Below is a block of records; reproduce all of them exactly and leave out any pictures.

+ + + +

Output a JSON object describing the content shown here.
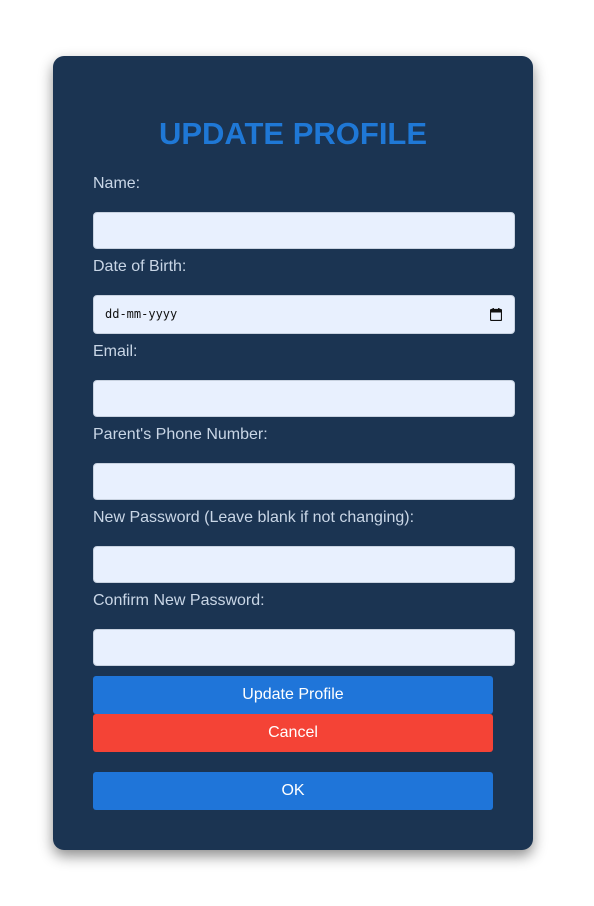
{
  "form": {
    "title": "UPDATE PROFILE",
    "fields": {
      "name": {
        "label": "Name:",
        "value": ""
      },
      "dob": {
        "label": "Date of Birth:",
        "placeholder": "dd-mm-yyyy"
      },
      "email": {
        "label": "Email:",
        "value": ""
      },
      "parent_phone": {
        "label": "Parent's Phone Number:",
        "value": ""
      },
      "new_password": {
        "label": "New Password (Leave blank if not changing):",
        "value": ""
      },
      "confirm_password": {
        "label": "Confirm New Password:",
        "value": ""
      }
    },
    "buttons": {
      "update": "Update Profile",
      "cancel": "Cancel",
      "ok": "OK"
    }
  },
  "icons": {
    "calendar": "calendar-icon"
  },
  "colors": {
    "card_background": "#1b3452",
    "title": "#1f78d6",
    "input_background": "#e8f0fe",
    "primary_button": "#1f75d9",
    "cancel_button": "#f44336",
    "label_text": "#c9d6e6"
  }
}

+ + + +

Reply:
Output a JSON object describing the content shown here.
{
  "form": {
    "title": "UPDATE PROFILE",
    "fields": {
      "name": {
        "label": "Name:",
        "value": ""
      },
      "dob": {
        "label": "Date of Birth:",
        "placeholder": "dd-mm-yyyy"
      },
      "email": {
        "label": "Email:",
        "value": ""
      },
      "parent_phone": {
        "label": "Parent's Phone Number:",
        "value": ""
      },
      "new_password": {
        "label": "New Password (Leave blank if not changing):",
        "value": ""
      },
      "confirm_password": {
        "label": "Confirm New Password:",
        "value": ""
      }
    },
    "buttons": {
      "update": "Update Profile",
      "cancel": "Cancel",
      "ok": "OK"
    }
  },
  "icons": {
    "calendar": "calendar-icon"
  },
  "colors": {
    "card_background": "#1b3452",
    "title": "#1f78d6",
    "input_background": "#e8f0fe",
    "primary_button": "#1f75d9",
    "cancel_button": "#f44336",
    "label_text": "#c9d6e6"
  }
}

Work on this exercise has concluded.